Goal: Look for "acontecimientos" in the listing below. Gather each line that contains it.

-- begin Provided data --

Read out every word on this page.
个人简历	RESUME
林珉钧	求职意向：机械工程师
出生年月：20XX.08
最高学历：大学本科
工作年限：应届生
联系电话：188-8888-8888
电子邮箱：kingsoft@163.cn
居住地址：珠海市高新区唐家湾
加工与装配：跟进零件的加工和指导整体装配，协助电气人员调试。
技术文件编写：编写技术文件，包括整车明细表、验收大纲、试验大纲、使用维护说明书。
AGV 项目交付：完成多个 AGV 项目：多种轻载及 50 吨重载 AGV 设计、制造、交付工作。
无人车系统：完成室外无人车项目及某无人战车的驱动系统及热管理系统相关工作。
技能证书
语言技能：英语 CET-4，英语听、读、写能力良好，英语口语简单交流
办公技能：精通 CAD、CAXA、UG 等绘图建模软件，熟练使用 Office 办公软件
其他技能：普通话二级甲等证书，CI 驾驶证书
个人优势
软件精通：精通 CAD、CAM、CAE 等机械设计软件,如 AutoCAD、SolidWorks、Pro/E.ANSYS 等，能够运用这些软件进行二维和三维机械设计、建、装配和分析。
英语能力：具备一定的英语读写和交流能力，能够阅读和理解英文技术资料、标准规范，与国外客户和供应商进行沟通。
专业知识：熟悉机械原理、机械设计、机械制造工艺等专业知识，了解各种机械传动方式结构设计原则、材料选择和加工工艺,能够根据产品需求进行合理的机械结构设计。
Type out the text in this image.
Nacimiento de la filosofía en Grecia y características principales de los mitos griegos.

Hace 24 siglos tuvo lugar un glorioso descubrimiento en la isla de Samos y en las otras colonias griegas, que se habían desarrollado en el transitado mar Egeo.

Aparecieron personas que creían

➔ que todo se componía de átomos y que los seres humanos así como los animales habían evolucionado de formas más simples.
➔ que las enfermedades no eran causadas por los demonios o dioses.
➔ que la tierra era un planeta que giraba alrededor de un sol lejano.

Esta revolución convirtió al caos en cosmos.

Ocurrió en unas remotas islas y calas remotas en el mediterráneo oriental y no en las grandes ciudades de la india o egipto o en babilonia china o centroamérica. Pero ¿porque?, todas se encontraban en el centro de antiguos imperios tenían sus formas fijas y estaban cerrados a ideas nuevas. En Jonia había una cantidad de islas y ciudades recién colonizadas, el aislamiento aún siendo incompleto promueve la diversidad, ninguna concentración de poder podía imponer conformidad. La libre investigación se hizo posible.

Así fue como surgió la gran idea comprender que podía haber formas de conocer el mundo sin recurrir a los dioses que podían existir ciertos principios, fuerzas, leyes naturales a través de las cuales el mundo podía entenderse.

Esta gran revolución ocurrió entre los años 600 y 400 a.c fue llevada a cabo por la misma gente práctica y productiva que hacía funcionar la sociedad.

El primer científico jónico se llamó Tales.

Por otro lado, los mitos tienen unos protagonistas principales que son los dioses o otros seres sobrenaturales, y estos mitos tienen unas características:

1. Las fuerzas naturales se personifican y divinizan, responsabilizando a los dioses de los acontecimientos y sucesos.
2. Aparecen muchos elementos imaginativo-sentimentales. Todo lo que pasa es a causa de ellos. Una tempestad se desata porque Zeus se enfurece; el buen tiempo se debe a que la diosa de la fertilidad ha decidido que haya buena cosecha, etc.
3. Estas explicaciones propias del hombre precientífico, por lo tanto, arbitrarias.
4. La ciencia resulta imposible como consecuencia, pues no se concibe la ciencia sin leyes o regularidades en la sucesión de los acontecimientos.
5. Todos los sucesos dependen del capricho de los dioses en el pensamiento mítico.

-- end Provided data --

Problem solution:
1. Las fuerzas naturales se personifican y divinizan, responsabilizando a los dioses de los acontecimientos y sucesos.
4. La ciencia resulta imposible como consecuencia, pues no se concibe la ciencia sin leyes o regularidades en la sucesión de los acontecimientos.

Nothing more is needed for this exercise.